Instructions for the task => Extract, from the listing that follows, each line containing the word "None".

Data supplied =>
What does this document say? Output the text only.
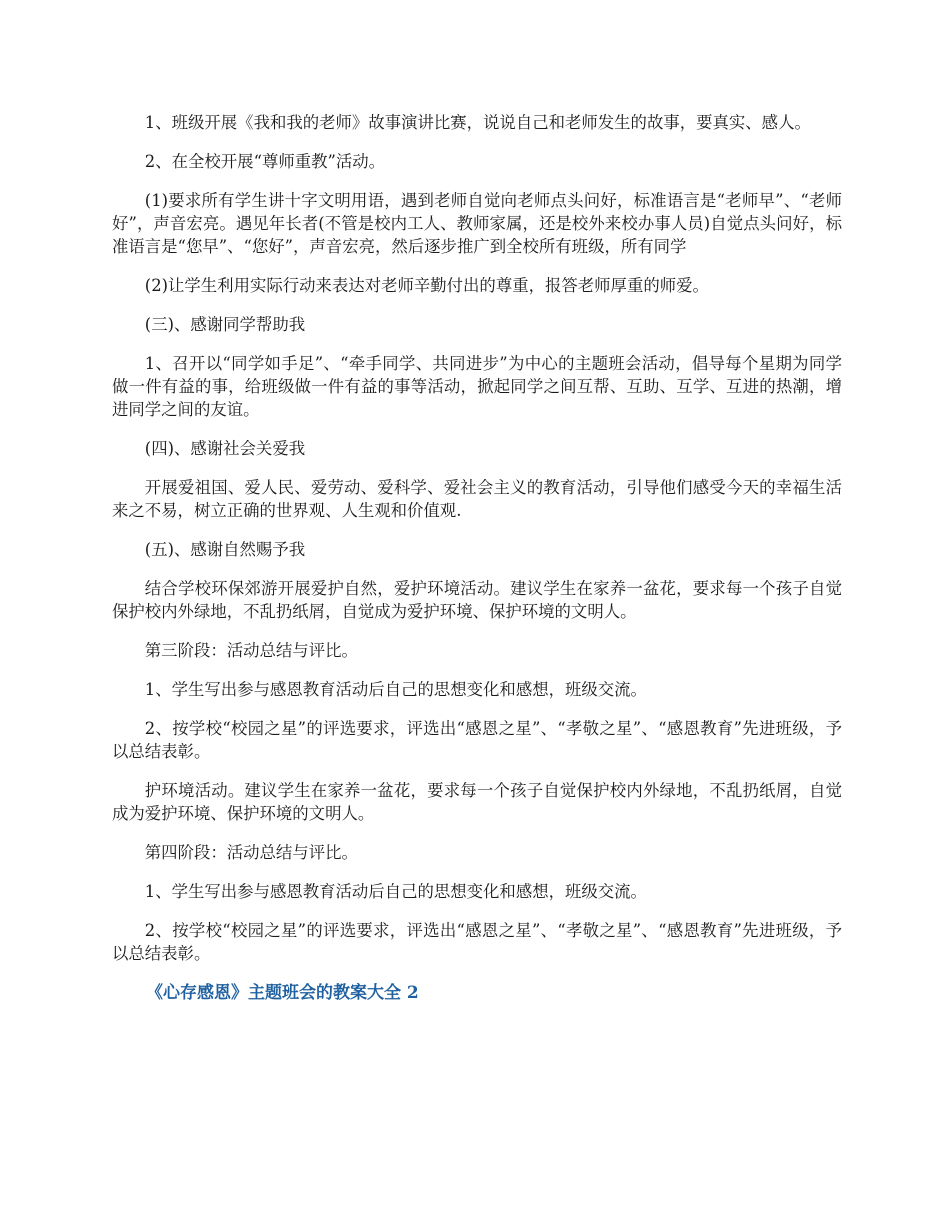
1、班级开展《我和我的老师》故事演讲比赛，说说自己和老师发生的故事，要真实、感人。

2、在全校开展“尊师重教”活动。

(1)要求所有学生讲十字文明用语，遇到老师自觉向老师点头问好，标准语言是“老师早”、“老师好”，声音宏亮。遇见年长者(不管是校内工人、教师家属，还是校外来校办事人员)自觉点头问好，标准语言是“您早”、“您好”，声音宏亮，然后逐步推广到全校所有班级，所有同学

(2)让学生利用实际行动来表达对老师辛勤付出的尊重，报答老师厚重的师爱。

(三)、感谢同学帮助我

1、召开以“同学如手足”、“牵手同学、共同进步”为中心的主题班会活动，倡导每个星期为同学做一件有益的事，给班级做一件有益的事等活动，掀起同学之间互帮、互助、互学、互进的热潮，增进同学之间的友谊。

(四)、感谢社会关爱我

开展爱祖国、爱人民、爱劳动、爱科学、爱社会主义的教育活动，引导他们感受今天的幸福生活来之不易，树立正确的世界观、人生观和价值观.

(五)、感谢自然赐予我

结合学校环保郊游开展爱护自然，爱护环境活动。建议学生在家养一盆花，要求每一个孩子自觉保护校内外绿地，不乱扔纸屑，自觉成为爱护环境、保护环境的文明人。

第三阶段：活动总结与评比。

1、学生写出参与感恩教育活动后自己的思想变化和感想，班级交流。

2、按学校“校园之星”的评选要求，评选出“感恩之星”、“孝敬之星”、“感恩教育”先进班级，予以总结表彰。

护环境活动。建议学生在家养一盆花，要求每一个孩子自觉保护校内外绿地，不乱扔纸屑，自觉成为爱护环境、保护环境的文明人。

第四阶段：活动总结与评比。

1、学生写出参与感恩教育活动后自己的思想变化和感想，班级交流。

2、按学校“校园之星”的评选要求，评选出“感恩之星”、“孝敬之星”、“感恩教育”先进班级，予以总结表彰。

《心存感恩》主题班会的教案大全 2
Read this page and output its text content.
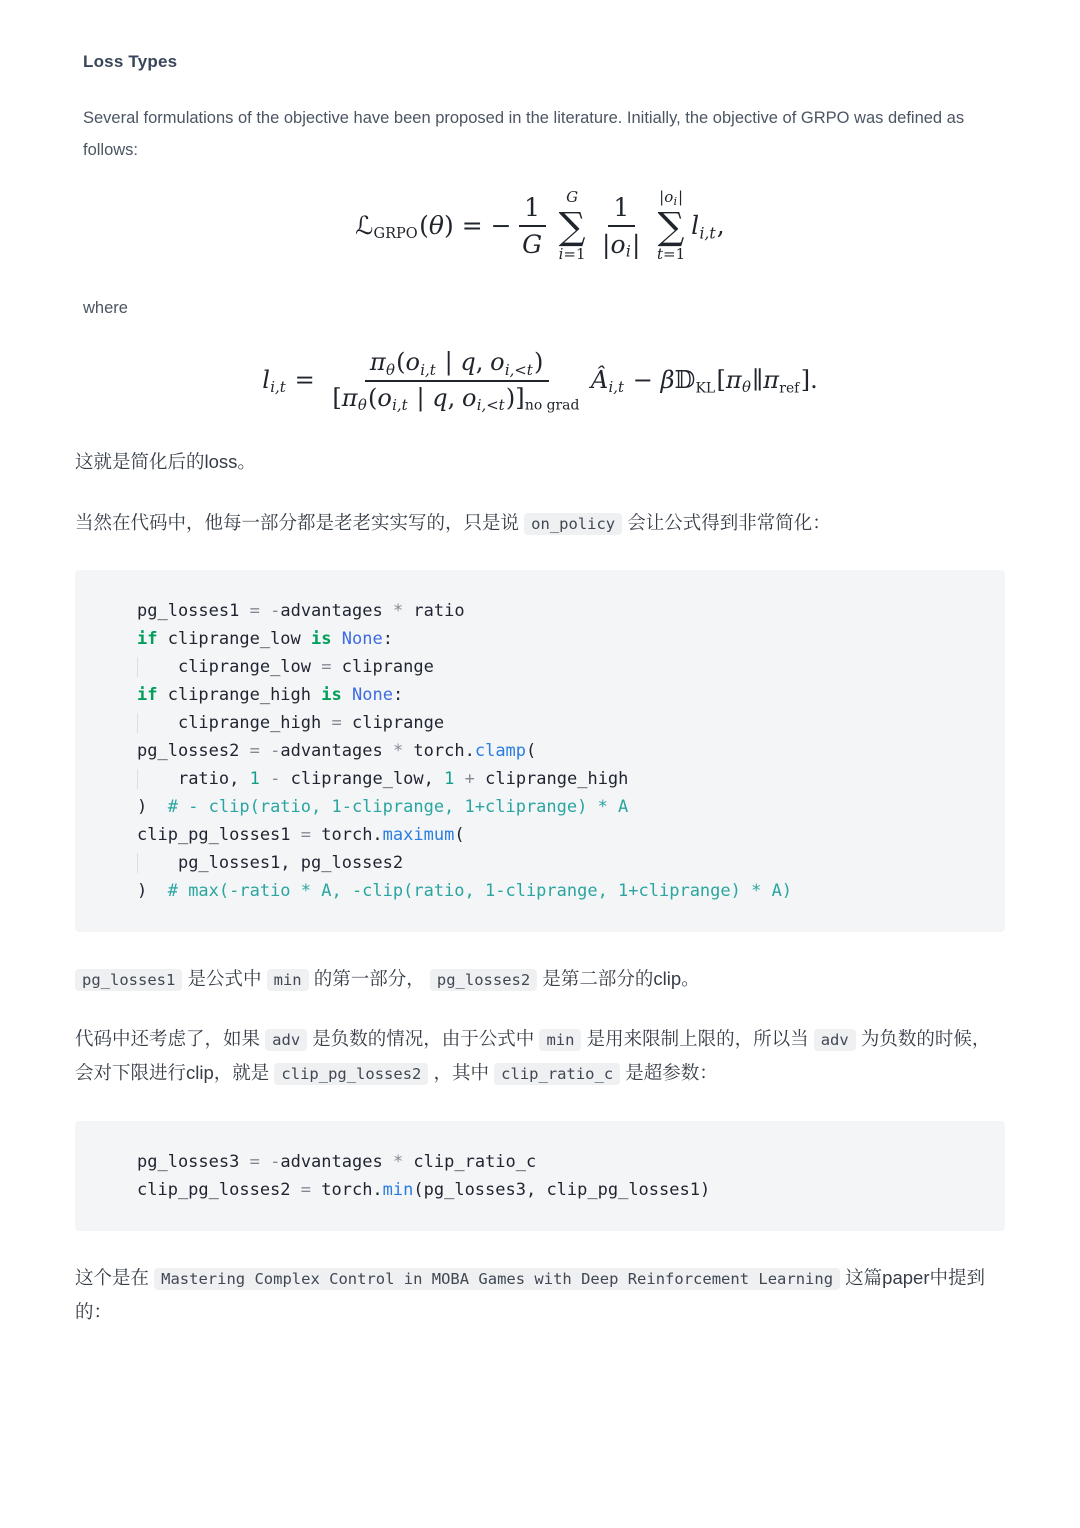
Loss Types

Several formulations of the objective have been proposed in the literature. Initially, the objective of GRPO was defined as follows:

ℒ GRPO ( θ ) = − $\frac{1}{G}$ G
∑
i =1
1
| o i |
| o i |
∑
t =1
l i,t ,

where

l i,t =
π θ ( o i,t | q , o i,<t )
[ π θ ( o i,t | q , o i,<t ) ] no grad
Â i,t − β 𝔻 KL [ π θ ∥ π ref ] .

这就是简化后的loss。

当然在代码中，他每一部分都是老老实实写的，只是说 on_policy 会让公式得到非常简化：

pg_losses1 = -advantages * ratio
if cliprange_low is None:
cliprange_low = cliprange
if cliprange_high is None:
cliprange_high = cliprange
pg_losses2 = -advantages * torch.clamp(
ratio, 1 - cliprange_low, 1 + cliprange_high
)  # - clip(ratio, 1-cliprange, 1+cliprange) * A
clip_pg_losses1 = torch.maximum(
pg_losses1, pg_losses2
)  # max(-ratio * A, -clip(ratio, 1-cliprange, 1+cliprange) * A)

pg_losses1 是公式中 min 的第一部分， pg_losses2 是第二部分的clip。

代码中还考虑了，如果 adv 是负数的情况，由于公式中 min 是用来限制上限的，所以当 adv 为负数的时候，会对下限进行clip，就是 clip_pg_losses2 ，其中 clip_ratio_c 是超参数：

pg_losses3 = -advantages * clip_ratio_c
clip_pg_losses2 = torch.min(pg_losses3, clip_pg_losses1)

这个是在 Mastering Complex Control in MOBA Games with Deep Reinforcement Learning 这篇paper中提到的：
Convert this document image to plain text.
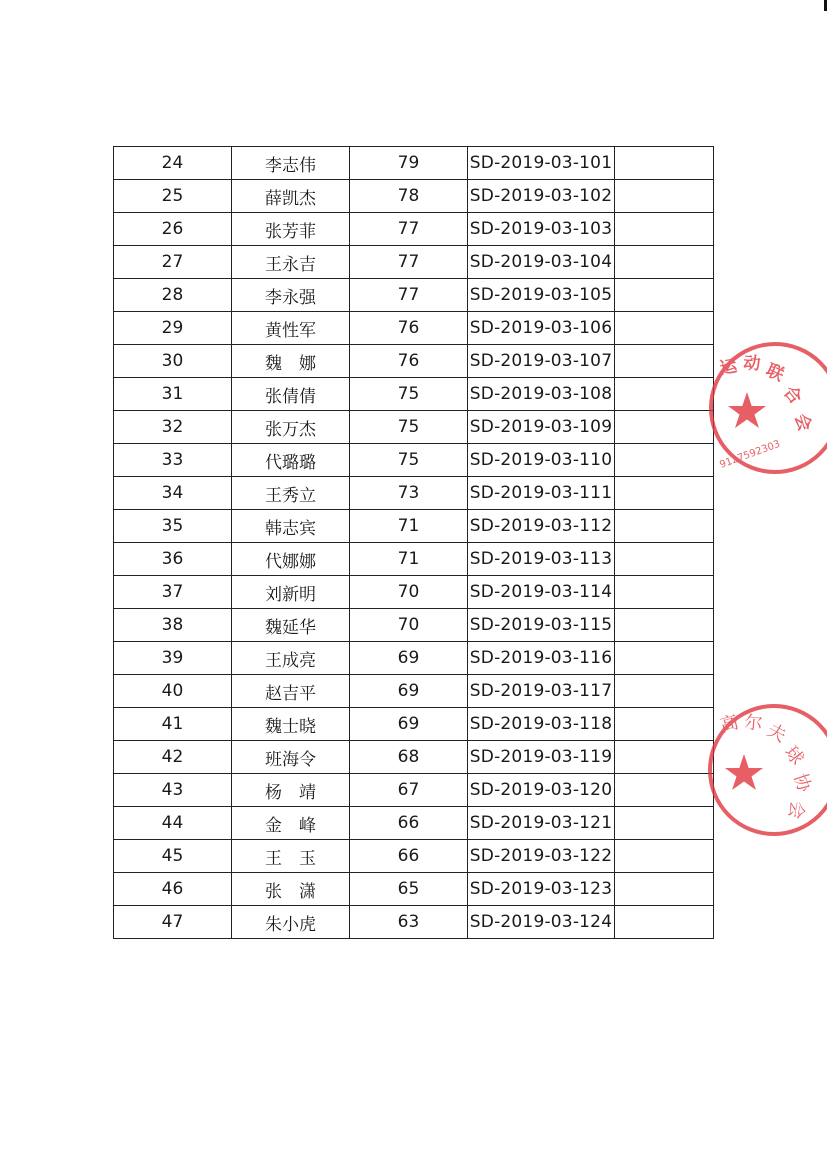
24	李志伟	79	SD-2019-03-101	
25	薛凯杰	78	SD-2019-03-102	
26	张芳菲	77	SD-2019-03-103	
27	王永吉	77	SD-2019-03-104	
28	李永强	77	SD-2019-03-105	
29	黄性军	76	SD-2019-03-106	
30	魏　娜	76	SD-2019-03-107	
31	张倩倩	75	SD-2019-03-108	
32	张万杰	75	SD-2019-03-109	
33	代璐璐	75	SD-2019-03-110	
34	王秀立	73	SD-2019-03-111	
35	韩志宾	71	SD-2019-03-112	
36	代娜娜	71	SD-2019-03-113	
37	刘新明	70	SD-2019-03-114	
38	魏延华	70	SD-2019-03-115	
39	王成亮	69	SD-2019-03-116	
40	赵吉平	69	SD-2019-03-117	
41	魏士晓	69	SD-2019-03-118	
42	班海令	68	SD-2019-03-119	
43	杨　靖	67	SD-2019-03-120	
44	金　峰	66	SD-2019-03-121	
45	王　玉	66	SD-2019-03-122	
46	张　潇	65	SD-2019-03-123	
47	朱小虎	63	SD-2019-03-124	
运 动 联
合
会
9127592303
高 尔 夫
球
协
会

Result for this exercise =>
if cliprange_low is None:
if cliprange_high is None:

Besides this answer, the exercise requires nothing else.